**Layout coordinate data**
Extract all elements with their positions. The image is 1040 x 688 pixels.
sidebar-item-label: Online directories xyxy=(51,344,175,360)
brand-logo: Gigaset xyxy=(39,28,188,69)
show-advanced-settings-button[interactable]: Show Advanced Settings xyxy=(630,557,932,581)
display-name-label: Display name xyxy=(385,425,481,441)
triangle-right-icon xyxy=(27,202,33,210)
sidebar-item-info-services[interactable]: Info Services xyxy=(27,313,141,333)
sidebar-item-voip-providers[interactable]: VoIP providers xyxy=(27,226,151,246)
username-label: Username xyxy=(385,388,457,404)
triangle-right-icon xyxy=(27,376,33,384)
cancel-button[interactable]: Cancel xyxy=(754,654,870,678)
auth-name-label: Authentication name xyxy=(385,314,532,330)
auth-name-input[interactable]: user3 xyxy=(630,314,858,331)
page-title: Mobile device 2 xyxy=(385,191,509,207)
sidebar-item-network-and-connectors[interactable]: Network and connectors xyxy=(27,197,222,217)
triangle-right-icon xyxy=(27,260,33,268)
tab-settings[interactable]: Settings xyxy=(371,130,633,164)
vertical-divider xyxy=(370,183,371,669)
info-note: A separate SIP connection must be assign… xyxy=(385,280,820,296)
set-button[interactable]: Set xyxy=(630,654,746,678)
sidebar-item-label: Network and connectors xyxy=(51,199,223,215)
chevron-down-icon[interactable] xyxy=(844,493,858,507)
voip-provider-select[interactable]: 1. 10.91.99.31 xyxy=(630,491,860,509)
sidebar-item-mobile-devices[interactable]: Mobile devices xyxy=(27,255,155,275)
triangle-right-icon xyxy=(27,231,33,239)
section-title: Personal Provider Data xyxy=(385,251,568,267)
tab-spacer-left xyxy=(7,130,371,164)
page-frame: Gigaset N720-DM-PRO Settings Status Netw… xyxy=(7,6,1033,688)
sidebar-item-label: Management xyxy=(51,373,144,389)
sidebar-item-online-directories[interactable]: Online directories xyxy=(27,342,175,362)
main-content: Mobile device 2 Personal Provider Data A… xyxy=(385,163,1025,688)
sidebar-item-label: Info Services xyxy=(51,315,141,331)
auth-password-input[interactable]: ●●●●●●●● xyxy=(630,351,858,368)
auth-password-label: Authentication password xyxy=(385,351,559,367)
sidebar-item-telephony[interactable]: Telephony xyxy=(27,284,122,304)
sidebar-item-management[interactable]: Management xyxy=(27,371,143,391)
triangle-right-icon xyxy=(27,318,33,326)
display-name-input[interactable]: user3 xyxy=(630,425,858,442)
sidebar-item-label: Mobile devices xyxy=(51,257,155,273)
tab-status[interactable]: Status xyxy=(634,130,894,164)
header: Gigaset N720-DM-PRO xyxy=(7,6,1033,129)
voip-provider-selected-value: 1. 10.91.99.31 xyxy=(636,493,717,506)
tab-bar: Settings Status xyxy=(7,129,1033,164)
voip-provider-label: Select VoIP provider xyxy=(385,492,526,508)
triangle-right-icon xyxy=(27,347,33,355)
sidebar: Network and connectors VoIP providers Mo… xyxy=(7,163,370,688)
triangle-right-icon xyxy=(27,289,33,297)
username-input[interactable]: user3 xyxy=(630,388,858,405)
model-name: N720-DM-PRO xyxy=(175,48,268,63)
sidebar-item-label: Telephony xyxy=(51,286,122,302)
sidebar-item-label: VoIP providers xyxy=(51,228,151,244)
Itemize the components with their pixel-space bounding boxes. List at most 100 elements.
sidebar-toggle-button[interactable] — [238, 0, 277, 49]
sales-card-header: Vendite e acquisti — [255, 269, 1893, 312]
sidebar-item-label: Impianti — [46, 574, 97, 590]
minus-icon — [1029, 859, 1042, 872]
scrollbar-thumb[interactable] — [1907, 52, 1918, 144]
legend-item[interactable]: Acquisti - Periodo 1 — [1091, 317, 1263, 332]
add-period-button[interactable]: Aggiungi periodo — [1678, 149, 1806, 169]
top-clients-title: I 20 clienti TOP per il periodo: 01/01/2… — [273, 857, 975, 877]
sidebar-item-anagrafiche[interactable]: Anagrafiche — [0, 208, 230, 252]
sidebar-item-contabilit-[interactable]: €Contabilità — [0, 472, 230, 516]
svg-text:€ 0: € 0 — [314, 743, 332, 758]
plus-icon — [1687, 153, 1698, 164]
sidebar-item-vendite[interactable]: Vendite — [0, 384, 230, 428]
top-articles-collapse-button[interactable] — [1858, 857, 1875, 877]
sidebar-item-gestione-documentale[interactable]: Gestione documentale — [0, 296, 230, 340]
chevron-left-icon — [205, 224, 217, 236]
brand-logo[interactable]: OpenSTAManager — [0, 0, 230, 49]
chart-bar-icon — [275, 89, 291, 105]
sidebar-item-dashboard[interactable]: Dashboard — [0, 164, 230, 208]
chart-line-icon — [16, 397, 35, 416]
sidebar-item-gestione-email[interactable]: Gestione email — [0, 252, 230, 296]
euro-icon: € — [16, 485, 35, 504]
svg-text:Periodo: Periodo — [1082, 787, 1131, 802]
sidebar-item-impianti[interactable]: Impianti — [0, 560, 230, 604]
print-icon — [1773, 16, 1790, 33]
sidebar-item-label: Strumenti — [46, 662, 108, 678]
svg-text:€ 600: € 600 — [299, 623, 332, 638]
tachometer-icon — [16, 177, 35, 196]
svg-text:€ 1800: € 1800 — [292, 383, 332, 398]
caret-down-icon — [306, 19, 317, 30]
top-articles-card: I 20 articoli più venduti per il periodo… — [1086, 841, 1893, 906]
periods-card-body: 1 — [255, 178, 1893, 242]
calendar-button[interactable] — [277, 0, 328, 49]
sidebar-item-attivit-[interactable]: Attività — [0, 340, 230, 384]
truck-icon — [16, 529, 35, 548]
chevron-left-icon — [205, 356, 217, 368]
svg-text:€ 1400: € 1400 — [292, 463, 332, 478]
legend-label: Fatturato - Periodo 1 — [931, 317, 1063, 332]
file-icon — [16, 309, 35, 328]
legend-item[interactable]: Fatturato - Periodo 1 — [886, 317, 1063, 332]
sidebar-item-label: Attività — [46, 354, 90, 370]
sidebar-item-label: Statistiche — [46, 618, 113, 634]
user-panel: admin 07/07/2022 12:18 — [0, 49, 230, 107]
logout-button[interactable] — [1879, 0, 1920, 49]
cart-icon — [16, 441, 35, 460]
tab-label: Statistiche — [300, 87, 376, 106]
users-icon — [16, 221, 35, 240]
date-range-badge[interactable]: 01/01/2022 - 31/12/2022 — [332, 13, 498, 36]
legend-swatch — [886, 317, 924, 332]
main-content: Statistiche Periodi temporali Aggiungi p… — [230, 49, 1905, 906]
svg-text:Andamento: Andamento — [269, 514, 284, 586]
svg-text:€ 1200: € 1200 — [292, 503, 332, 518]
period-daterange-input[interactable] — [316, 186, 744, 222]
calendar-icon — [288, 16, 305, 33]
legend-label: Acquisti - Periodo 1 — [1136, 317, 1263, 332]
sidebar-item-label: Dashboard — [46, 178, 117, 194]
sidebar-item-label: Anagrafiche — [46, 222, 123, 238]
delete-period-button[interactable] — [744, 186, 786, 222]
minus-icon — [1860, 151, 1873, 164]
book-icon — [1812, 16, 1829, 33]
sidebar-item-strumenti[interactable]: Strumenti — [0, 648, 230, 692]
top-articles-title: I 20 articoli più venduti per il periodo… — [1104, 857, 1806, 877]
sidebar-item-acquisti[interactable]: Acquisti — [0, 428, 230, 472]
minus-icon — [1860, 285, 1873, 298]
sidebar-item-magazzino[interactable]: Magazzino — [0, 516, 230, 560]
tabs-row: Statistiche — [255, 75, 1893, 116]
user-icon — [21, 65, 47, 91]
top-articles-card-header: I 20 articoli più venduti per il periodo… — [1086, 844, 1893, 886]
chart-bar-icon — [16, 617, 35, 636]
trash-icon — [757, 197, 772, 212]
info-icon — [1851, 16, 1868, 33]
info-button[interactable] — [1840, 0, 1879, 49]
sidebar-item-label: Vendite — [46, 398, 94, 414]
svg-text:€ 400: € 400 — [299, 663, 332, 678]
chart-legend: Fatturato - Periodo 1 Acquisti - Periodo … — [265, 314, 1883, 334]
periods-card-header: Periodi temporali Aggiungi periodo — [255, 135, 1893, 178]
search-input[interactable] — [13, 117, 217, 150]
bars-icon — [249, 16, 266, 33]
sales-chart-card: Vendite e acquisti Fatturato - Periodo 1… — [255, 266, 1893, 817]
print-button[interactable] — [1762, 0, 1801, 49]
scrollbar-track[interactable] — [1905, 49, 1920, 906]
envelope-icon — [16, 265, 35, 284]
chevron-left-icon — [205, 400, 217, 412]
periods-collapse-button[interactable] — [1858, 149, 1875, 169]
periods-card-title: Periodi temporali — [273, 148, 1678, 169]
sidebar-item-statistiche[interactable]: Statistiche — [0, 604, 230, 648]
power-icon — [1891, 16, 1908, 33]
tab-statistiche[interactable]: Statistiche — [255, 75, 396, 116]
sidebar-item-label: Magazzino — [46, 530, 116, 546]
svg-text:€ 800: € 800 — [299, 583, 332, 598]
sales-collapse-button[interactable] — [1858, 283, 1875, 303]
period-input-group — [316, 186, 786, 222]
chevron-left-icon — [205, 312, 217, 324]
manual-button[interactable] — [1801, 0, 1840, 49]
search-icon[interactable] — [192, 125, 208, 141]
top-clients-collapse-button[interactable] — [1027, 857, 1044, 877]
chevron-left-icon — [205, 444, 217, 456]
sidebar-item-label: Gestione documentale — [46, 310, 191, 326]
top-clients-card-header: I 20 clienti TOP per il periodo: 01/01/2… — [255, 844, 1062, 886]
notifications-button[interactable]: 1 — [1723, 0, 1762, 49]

**Your task**
Copy out the lines of the listing above, from its first line down through the line containing "auth-name-input[interactable]: user3 xyxy=(630,314,858,331)", both ends included.

**Solution to the problem**
Extract all elements with their positions. The image is 1040 x 688 pixels.
sidebar-item-label: Online directories xyxy=(51,344,175,360)
brand-logo: Gigaset xyxy=(39,28,188,69)
show-advanced-settings-button[interactable]: Show Advanced Settings xyxy=(630,557,932,581)
display-name-label: Display name xyxy=(385,425,481,441)
triangle-right-icon xyxy=(27,202,33,210)
sidebar-item-info-services[interactable]: Info Services xyxy=(27,313,141,333)
sidebar-item-voip-providers[interactable]: VoIP providers xyxy=(27,226,151,246)
username-label: Username xyxy=(385,388,457,404)
triangle-right-icon xyxy=(27,376,33,384)
cancel-button[interactable]: Cancel xyxy=(754,654,870,678)
auth-name-label: Authentication name xyxy=(385,314,532,330)
auth-name-input[interactable]: user3 xyxy=(630,314,858,331)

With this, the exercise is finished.